##### INPUT DATA

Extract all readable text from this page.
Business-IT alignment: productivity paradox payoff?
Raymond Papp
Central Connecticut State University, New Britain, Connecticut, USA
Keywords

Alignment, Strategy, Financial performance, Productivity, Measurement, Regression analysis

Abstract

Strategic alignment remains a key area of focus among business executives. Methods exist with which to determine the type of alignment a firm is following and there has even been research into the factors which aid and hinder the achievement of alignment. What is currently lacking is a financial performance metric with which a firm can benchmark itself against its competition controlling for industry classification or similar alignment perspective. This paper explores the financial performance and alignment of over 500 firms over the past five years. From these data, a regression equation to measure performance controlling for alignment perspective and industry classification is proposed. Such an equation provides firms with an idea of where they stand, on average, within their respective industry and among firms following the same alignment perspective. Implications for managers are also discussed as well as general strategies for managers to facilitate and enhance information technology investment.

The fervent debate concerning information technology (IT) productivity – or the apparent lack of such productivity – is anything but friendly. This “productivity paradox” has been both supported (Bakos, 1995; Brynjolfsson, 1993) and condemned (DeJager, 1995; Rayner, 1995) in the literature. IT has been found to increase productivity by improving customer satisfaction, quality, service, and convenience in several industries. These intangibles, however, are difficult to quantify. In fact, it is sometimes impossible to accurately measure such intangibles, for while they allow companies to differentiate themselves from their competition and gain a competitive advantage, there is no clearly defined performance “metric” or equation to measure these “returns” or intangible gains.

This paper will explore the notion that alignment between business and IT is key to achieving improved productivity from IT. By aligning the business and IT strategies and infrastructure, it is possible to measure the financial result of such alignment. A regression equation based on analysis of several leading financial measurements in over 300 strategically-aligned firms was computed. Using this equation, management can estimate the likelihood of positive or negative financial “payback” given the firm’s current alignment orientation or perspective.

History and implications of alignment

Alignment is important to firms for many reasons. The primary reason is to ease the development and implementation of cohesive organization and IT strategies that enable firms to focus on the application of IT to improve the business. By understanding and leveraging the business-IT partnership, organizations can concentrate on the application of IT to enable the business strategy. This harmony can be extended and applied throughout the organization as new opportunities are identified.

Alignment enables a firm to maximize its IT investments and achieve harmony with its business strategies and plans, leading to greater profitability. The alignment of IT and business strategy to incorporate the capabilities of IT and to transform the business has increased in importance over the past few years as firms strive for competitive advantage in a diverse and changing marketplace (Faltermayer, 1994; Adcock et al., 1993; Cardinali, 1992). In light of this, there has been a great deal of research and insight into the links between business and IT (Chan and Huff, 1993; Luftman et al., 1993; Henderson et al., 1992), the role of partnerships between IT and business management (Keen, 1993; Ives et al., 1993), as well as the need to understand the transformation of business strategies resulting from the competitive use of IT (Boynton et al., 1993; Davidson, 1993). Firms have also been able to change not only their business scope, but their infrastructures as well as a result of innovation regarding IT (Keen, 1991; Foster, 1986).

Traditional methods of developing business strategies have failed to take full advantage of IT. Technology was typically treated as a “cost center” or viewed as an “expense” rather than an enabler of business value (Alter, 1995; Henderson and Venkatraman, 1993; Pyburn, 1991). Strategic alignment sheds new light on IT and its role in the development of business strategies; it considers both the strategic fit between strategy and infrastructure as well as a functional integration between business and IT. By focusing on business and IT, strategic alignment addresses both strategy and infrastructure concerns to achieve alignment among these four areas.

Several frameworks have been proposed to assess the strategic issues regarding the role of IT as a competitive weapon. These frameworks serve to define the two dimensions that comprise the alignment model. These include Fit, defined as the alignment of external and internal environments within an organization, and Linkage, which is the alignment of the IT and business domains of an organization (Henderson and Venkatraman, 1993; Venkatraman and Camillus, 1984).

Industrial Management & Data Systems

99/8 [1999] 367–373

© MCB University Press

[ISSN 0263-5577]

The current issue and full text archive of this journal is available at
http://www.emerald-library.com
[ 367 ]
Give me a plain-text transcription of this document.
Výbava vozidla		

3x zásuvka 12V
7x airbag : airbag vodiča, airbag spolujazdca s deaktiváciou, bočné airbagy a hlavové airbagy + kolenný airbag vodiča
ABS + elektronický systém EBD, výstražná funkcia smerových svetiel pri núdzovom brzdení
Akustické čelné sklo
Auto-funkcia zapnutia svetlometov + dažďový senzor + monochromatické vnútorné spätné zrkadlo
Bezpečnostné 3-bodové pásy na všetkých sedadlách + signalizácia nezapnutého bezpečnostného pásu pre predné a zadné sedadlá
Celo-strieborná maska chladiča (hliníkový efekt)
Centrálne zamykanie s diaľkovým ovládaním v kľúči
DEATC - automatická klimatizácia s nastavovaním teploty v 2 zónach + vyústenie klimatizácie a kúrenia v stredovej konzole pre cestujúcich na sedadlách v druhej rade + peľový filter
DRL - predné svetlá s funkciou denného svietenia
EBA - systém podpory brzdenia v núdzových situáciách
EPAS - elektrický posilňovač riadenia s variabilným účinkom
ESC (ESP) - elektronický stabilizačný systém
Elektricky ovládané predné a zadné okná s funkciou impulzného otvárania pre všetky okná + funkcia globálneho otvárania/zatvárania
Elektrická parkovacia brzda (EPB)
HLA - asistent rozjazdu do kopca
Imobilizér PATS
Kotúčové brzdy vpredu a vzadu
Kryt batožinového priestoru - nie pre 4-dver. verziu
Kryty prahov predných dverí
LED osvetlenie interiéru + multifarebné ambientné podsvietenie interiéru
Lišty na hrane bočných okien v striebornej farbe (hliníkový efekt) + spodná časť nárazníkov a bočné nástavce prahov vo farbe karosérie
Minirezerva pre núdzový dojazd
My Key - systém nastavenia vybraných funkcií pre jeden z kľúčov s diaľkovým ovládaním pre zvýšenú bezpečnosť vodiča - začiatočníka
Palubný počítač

##########

▶ _WORK REQUIRED_:
Retype each record exactly, leaving nothing out.

▶ _ANSWER_:
Extract all readable text from this page.
Business-IT alignment: productivity paradox payoff?
Raymond Papp
Central Connecticut State University, New Britain, Connecticut, USA
Keywords

Alignment, Strategy, Financial performance, Productivity, Measurement, Regression analysis

Abstract

Strategic alignment remains a key area of focus among business executives. Methods exist with which to determine the type of alignment a firm is following and there has even been research into the factors which aid and hinder the achievement of alignment. What is currently lacking is a financial performance metric with which a firm can benchmark itself against its competition controlling for industry classification or similar alignment perspective. This paper explores the financial performance and alignment of over 500 firms over the past five years. From these data, a regression equation to measure performance controlling for alignment perspective and industry classification is proposed. Such an equation provides firms with an idea of where they stand, on average, within their respective industry and among firms following the same alignment perspective. Implications for managers are also discussed as well as general strategies for managers to facilitate and enhance information technology investment.

The fervent debate concerning information technology (IT) productivity – or the apparent lack of such productivity – is anything but friendly. This “productivity paradox” has been both supported (Bakos, 1995; Brynjolfsson, 1993) and condemned (DeJager, 1995; Rayner, 1995) in the literature. IT has been found to increase productivity by improving customer satisfaction, quality, service, and convenience in several industries. These intangibles, however, are difficult to quantify. In fact, it is sometimes impossible to accurately measure such intangibles, for while they allow companies to differentiate themselves from their competition and gain a competitive advantage, there is no clearly defined performance “metric” or equation to measure these “returns” or intangible gains.

This paper will explore the notion that alignment between business and IT is key to achieving improved productivity from IT. By aligning the business and IT strategies and infrastructure, it is possible to measure the financial result of such alignment. A regression equation based on analysis of several leading financial measurements in over 300 strategically-aligned firms was computed. Using this equation, management can estimate the likelihood of positive or negative financial “payback” given the firm’s current alignment orientation or perspective.

History and implications of alignment

Alignment is important to firms for many reasons. The primary reason is to ease the development and implementation of cohesive organization and IT strategies that enable firms to focus on the application of IT to improve the business. By understanding and leveraging the business-IT partnership, organizations can concentrate on the application of IT to enable the business strategy. This harmony can be extended and applied throughout the organization as new opportunities are identified.

Alignment enables a firm to maximize its IT investments and achieve harmony with its business strategies and plans, leading to greater profitability. The alignment of IT and business strategy to incorporate the capabilities of IT and to transform the business has increased in importance over the past few years as firms strive for competitive advantage in a diverse and changing marketplace (Faltermayer, 1994; Adcock et al., 1993; Cardinali, 1992). In light of this, there has been a great deal of research and insight into the links between business and IT (Chan and Huff, 1993; Luftman et al., 1993; Henderson et al., 1992), the role of partnerships between IT and business management (Keen, 1993; Ives et al., 1993), as well as the need to understand the transformation of business strategies resulting from the competitive use of IT (Boynton et al., 1993; Davidson, 1993). Firms have also been able to change not only their business scope, but their infrastructures as well as a result of innovation regarding IT (Keen, 1991; Foster, 1986).

Traditional methods of developing business strategies have failed to take full advantage of IT. Technology was typically treated as a “cost center” or viewed as an “expense” rather than an enabler of business value (Alter, 1995; Henderson and Venkatraman, 1993; Pyburn, 1991). Strategic alignment sheds new light on IT and its role in the development of business strategies; it considers both the strategic fit between strategy and infrastructure as well as a functional integration between business and IT. By focusing on business and IT, strategic alignment addresses both strategy and infrastructure concerns to achieve alignment among these four areas.

Several frameworks have been proposed to assess the strategic issues regarding the role of IT as a competitive weapon. These frameworks serve to define the two dimensions that comprise the alignment model. These include Fit, defined as the alignment of external and internal environments within an organization, and Linkage, which is the alignment of the IT and business domains of an organization (Henderson and Venkatraman, 1993; Venkatraman and Camillus, 1984).

Industrial Management & Data Systems

99/8 [1999] 367–373

© MCB University Press

[ISSN 0263-5577]

The current issue and full text archive of this journal is available at
http://www.emerald-library.com
[ 367 ]
Give me a plain-text transcription of this document.
Výbava vozidla		

3x zásuvka 12V
7x airbag : airbag vodiča, airbag spolujazdca s deaktiváciou, bočné airbagy a hlavové airbagy + kolenný airbag vodiča
ABS + elektronický systém EBD, výstražná funkcia smerových svetiel pri núdzovom brzdení
Akustické čelné sklo
Auto-funkcia zapnutia svetlometov + dažďový senzor + monochromatické vnútorné spätné zrkadlo
Bezpečnostné 3-bodové pásy na všetkých sedadlách + signalizácia nezapnutého bezpečnostného pásu pre predné a zadné sedadlá
Celo-strieborná maska chladiča (hliníkový efekt)
Centrálne zamykanie s diaľkovým ovládaním v kľúči
DEATC - automatická klimatizácia s nastavovaním teploty v 2 zónach + vyústenie klimatizácie a kúrenia v stredovej konzole pre cestujúcich na sedadlách v druhej rade + peľový filter
DRL - predné svetlá s funkciou denného svietenia
EBA - systém podpory brzdenia v núdzových situáciách
EPAS - elektrický posilňovač riadenia s variabilným účinkom
ESC (ESP) - elektronický stabilizačný systém
Elektricky ovládané predné a zadné okná s funkciou impulzného otvárania pre všetky okná + funkcia globálneho otvárania/zatvárania
Elektrická parkovacia brzda (EPB)
HLA - asistent rozjazdu do kopca
Imobilizér PATS
Kotúčové brzdy vpredu a vzadu
Kryt batožinového priestoru - nie pre 4-dver. verziu
Kryty prahov predných dverí
LED osvetlenie interiéru + multifarebné ambientné podsvietenie interiéru
Lišty na hrane bočných okien v striebornej farbe (hliníkový efekt) + spodná časť nárazníkov a bočné nástavce prahov vo farbe karosérie
Minirezerva pre núdzový dojazd
My Key - systém nastavenia vybraných funkcií pre jeden z kľúčov s diaľkovým ovládaním pre zvýšenú bezpečnosť vodiča - začiatočníka
Palubný počítač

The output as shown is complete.